- Task instructions:
Extract each line of the data below exactly as written.

- Dataset content:
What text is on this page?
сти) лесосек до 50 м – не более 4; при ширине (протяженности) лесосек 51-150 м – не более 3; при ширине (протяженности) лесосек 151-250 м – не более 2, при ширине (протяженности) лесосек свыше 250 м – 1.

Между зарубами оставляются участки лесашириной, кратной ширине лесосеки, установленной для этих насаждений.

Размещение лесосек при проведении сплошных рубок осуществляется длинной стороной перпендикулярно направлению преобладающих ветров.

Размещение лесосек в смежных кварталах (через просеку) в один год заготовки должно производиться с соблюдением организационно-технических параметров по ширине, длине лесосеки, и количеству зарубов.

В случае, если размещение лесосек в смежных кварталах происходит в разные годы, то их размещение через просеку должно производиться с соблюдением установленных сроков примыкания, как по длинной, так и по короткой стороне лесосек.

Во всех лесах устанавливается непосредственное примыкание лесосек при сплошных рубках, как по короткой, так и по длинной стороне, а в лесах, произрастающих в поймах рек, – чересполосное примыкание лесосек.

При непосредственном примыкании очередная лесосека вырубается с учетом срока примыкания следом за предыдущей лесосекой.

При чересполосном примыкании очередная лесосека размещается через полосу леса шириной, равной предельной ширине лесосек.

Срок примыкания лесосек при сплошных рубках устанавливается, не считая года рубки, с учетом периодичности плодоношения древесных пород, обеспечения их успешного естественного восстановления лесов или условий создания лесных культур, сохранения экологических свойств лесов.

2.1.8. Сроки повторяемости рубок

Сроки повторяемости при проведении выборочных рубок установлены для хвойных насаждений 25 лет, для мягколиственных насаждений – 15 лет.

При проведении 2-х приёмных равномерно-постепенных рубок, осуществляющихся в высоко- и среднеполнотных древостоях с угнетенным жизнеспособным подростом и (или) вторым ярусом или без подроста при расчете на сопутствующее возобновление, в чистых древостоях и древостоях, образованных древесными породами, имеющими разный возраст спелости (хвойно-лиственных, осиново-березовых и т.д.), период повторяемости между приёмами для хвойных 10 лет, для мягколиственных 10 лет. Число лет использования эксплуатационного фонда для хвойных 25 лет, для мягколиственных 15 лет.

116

- Output of the task:
What text is on this page?
сти) лесосек до 50 м – не более 4; при ширине (протяженности) лесосек 51-150 м – не более 3; при ширине (протяженности) лесосек 151-250 м – не более 2, при ширине (протяженности) лесосек свыше 250 м – 1.

Между зарубами оставляются участки лесашириной, кратной ширине лесосеки, установленной для этих насаждений.

Размещение лесосек при проведении сплошных рубок осуществляется длинной стороной перпендикулярно направлению преобладающих ветров.

Размещение лесосек в смежных кварталах (через просеку) в один год заготовки должно производиться с соблюдением организационно-технических параметров по ширине, длине лесосеки, и количеству зарубов.

В случае, если размещение лесосек в смежных кварталах происходит в разные годы, то их размещение через просеку должно производиться с соблюдением установленных сроков примыкания, как по длинной, так и по короткой стороне лесосек.

Во всех лесах устанавливается непосредственное примыкание лесосек при сплошных рубках, как по короткой, так и по длинной стороне, а в лесах, произрастающих в поймах рек, – чересполосное примыкание лесосек.

При непосредственном примыкании очередная лесосека вырубается с учетом срока примыкания следом за предыдущей лесосекой.

При чересполосном примыкании очередная лесосека размещается через полосу леса шириной, равной предельной ширине лесосек.

Срок примыкания лесосек при сплошных рубках устанавливается, не считая года рубки, с учетом периодичности плодоношения древесных пород, обеспечения их успешного естественного восстановления лесов или условий создания лесных культур, сохранения экологических свойств лесов.

2.1.8. Сроки повторяемости рубок

Сроки повторяемости при проведении выборочных рубок установлены для хвойных насаждений 25 лет, для мягколиственных насаждений – 15 лет.

При проведении 2-х приёмных равномерно-постепенных рубок, осуществляющихся в высоко- и среднеполнотных древостоях с угнетенным жизнеспособным подростом и (или) вторым ярусом или без подроста при расчете на сопутствующее возобновление, в чистых древостоях и древостоях, образованных древесными породами, имеющими разный возраст спелости (хвойно-лиственных, осиново-березовых и т.д.), период повторяемости между приёмами для хвойных 10 лет, для мягколиственных 10 лет. Число лет использования эксплуатационного фонда для хвойных 25 лет, для мягколиственных 15 лет.

116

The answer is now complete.